***** DATA RECORDS *****
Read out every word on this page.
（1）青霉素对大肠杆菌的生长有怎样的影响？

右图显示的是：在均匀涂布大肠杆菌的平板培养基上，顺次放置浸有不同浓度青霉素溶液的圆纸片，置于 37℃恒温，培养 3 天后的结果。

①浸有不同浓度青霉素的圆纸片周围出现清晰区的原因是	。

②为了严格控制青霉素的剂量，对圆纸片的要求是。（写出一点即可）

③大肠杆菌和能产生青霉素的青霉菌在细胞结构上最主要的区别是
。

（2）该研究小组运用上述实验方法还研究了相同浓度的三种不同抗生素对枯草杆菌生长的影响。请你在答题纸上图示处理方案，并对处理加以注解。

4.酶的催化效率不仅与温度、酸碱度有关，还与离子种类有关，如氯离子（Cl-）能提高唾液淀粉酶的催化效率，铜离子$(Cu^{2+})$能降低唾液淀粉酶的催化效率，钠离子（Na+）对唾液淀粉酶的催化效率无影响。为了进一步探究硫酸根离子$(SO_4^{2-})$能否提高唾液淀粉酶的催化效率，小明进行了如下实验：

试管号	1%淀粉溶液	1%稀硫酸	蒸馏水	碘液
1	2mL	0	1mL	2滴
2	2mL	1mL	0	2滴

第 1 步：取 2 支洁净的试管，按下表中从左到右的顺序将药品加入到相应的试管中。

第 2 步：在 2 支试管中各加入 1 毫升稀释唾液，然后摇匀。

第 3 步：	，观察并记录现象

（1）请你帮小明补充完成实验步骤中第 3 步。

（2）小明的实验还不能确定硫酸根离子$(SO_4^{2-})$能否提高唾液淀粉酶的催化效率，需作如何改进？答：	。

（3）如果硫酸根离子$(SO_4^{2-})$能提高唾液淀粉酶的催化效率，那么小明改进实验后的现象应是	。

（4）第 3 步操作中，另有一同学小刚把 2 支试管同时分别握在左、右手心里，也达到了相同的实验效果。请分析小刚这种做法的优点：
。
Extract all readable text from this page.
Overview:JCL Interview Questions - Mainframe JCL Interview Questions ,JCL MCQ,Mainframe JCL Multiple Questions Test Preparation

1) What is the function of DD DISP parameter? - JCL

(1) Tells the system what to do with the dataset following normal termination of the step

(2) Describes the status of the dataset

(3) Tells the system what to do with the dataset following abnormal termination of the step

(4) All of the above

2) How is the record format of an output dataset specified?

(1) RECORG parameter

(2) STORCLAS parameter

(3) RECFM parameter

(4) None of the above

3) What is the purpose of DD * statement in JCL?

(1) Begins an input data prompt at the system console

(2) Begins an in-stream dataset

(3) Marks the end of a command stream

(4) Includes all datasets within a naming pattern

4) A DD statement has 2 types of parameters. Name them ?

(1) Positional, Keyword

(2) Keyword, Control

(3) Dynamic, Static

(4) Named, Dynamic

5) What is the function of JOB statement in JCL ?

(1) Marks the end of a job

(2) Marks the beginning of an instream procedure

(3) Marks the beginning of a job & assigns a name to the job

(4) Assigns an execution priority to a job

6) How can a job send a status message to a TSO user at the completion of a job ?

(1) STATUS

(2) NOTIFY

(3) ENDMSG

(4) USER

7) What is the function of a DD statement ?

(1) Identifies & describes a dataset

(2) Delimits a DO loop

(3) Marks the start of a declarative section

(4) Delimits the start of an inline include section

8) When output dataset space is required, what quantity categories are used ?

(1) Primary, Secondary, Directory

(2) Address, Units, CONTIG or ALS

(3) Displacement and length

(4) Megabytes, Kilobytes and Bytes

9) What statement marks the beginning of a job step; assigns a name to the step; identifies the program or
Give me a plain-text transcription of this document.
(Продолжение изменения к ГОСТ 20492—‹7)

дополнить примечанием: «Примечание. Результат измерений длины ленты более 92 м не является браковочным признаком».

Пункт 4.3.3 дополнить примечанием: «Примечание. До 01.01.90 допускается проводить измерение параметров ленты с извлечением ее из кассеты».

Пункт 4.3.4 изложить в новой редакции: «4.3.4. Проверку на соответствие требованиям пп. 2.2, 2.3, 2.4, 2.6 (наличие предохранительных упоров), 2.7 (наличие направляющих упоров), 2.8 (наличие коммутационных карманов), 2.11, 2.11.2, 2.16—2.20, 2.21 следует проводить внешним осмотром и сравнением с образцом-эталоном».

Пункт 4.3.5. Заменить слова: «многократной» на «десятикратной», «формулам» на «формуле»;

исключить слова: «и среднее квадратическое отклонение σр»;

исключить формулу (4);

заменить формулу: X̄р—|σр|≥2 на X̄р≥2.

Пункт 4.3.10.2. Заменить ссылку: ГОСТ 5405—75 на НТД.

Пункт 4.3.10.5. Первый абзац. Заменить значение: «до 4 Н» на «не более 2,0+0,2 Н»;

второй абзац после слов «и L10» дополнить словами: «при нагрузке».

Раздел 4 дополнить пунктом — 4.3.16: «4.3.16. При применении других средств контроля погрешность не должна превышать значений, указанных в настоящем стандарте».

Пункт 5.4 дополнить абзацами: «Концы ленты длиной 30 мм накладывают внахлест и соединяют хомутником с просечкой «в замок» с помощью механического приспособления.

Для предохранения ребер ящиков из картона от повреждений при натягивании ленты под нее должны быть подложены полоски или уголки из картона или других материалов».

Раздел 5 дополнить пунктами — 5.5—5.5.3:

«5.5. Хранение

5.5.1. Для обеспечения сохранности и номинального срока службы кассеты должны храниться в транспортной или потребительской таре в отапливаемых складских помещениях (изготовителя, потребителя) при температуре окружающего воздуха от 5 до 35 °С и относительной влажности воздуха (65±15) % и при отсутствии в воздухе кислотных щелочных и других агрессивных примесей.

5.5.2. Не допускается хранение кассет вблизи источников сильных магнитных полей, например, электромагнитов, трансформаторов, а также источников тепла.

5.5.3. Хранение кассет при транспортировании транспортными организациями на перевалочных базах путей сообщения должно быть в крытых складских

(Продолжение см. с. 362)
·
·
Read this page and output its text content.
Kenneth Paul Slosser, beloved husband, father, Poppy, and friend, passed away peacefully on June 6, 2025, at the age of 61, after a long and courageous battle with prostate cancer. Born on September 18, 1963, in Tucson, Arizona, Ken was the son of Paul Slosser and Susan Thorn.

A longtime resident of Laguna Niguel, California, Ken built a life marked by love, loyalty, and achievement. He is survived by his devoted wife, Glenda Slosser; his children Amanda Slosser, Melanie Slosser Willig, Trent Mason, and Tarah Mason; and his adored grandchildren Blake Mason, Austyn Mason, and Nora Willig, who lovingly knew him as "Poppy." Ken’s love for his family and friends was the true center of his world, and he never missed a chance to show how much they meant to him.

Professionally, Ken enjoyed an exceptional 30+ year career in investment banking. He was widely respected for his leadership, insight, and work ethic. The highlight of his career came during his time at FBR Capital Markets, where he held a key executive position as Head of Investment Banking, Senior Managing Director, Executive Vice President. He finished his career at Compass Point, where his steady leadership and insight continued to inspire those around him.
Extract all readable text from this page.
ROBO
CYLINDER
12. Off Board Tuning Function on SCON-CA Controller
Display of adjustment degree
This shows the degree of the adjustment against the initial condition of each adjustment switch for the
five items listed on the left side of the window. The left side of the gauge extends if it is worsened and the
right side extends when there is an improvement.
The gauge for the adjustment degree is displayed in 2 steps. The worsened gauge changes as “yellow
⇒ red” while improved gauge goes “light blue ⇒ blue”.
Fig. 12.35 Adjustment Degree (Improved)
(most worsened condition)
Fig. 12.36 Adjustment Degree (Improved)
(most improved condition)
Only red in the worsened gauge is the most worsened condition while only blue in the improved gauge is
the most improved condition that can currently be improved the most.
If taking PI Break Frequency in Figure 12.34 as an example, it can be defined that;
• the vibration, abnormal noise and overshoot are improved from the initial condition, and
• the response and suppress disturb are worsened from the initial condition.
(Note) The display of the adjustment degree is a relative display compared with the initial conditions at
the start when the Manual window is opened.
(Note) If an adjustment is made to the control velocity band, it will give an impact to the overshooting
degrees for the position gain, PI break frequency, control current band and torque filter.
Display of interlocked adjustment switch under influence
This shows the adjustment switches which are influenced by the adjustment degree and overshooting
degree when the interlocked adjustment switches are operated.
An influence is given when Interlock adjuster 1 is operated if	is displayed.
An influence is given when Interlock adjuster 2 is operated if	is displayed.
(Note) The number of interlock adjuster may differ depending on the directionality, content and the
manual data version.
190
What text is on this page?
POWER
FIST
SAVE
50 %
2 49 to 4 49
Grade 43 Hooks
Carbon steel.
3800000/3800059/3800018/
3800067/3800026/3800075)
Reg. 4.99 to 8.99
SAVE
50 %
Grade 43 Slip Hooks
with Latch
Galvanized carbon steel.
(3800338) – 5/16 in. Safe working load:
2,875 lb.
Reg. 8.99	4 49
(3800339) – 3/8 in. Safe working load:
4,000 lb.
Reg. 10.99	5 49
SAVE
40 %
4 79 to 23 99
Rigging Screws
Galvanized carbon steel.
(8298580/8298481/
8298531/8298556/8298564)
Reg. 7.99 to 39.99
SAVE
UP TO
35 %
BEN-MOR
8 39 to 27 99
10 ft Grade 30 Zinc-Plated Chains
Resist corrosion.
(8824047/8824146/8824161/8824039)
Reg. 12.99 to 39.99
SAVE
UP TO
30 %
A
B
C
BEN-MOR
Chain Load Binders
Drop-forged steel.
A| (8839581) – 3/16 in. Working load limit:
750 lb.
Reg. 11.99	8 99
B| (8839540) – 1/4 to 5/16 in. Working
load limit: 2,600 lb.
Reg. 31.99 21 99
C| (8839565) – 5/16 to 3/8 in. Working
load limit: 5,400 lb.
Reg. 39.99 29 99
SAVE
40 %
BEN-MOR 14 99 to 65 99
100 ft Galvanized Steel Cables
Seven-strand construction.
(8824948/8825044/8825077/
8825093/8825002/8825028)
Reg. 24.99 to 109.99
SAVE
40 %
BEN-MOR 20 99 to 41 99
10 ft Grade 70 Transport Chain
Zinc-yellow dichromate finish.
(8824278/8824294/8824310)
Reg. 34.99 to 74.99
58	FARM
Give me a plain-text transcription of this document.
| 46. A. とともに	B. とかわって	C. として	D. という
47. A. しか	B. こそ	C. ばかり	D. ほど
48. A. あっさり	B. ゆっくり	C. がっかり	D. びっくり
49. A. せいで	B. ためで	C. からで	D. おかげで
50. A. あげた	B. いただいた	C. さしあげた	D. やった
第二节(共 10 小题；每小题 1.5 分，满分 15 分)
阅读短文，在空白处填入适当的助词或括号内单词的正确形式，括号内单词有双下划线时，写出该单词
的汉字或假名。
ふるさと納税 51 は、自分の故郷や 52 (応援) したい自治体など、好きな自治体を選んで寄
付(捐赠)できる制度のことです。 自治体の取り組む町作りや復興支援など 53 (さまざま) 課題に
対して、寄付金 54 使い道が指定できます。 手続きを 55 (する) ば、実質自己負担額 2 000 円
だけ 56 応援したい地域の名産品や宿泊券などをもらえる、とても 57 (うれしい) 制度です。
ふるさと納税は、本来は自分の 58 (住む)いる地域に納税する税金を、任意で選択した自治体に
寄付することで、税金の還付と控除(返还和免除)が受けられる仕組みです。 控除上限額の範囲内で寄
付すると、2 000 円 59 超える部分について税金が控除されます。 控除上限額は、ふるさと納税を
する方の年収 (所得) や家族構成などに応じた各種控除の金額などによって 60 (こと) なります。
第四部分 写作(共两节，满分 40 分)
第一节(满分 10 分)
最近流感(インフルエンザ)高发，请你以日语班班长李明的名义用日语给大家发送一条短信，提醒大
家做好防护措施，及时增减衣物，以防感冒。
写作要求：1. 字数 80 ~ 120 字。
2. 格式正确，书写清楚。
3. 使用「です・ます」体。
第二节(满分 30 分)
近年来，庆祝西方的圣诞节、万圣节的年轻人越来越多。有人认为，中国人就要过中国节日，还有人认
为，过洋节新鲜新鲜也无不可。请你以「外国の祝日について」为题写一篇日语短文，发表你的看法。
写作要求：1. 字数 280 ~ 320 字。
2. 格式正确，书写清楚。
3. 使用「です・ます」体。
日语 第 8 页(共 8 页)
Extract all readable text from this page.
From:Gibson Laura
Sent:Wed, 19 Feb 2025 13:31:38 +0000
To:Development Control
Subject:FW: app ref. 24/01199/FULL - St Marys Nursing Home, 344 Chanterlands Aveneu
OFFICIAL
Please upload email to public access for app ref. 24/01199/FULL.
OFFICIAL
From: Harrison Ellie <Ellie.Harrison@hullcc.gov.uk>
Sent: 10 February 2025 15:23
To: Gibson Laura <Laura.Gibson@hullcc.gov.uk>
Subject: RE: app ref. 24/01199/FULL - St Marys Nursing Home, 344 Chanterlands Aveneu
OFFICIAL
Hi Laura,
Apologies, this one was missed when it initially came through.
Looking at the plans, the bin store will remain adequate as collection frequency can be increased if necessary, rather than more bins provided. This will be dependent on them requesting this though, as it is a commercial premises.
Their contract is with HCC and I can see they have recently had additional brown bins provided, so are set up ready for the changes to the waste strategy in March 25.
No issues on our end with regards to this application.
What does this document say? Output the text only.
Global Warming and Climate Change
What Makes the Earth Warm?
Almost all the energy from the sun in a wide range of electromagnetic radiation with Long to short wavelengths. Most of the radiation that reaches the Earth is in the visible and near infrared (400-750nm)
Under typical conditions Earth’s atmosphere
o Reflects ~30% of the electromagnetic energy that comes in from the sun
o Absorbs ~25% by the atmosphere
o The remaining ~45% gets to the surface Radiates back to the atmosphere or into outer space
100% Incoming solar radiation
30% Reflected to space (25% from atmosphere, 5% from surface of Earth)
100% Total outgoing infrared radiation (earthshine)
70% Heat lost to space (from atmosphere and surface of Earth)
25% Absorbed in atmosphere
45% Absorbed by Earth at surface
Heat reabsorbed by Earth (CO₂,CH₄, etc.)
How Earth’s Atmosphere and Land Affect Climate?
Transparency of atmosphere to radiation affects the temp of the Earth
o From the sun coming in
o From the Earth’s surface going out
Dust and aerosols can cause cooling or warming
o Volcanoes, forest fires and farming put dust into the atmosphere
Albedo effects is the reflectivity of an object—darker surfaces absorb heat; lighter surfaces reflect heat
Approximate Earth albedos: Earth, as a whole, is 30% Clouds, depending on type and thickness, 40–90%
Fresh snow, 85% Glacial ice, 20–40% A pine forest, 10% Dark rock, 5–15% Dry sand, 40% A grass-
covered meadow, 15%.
*****
AIM OF THE TASK:
Go through the entries and return each line where the word "Climate" appears.

PROBLEM SOLUTION:
Global Warming and Climate Change
How Earth’s Atmosphere and Land Affect Climate?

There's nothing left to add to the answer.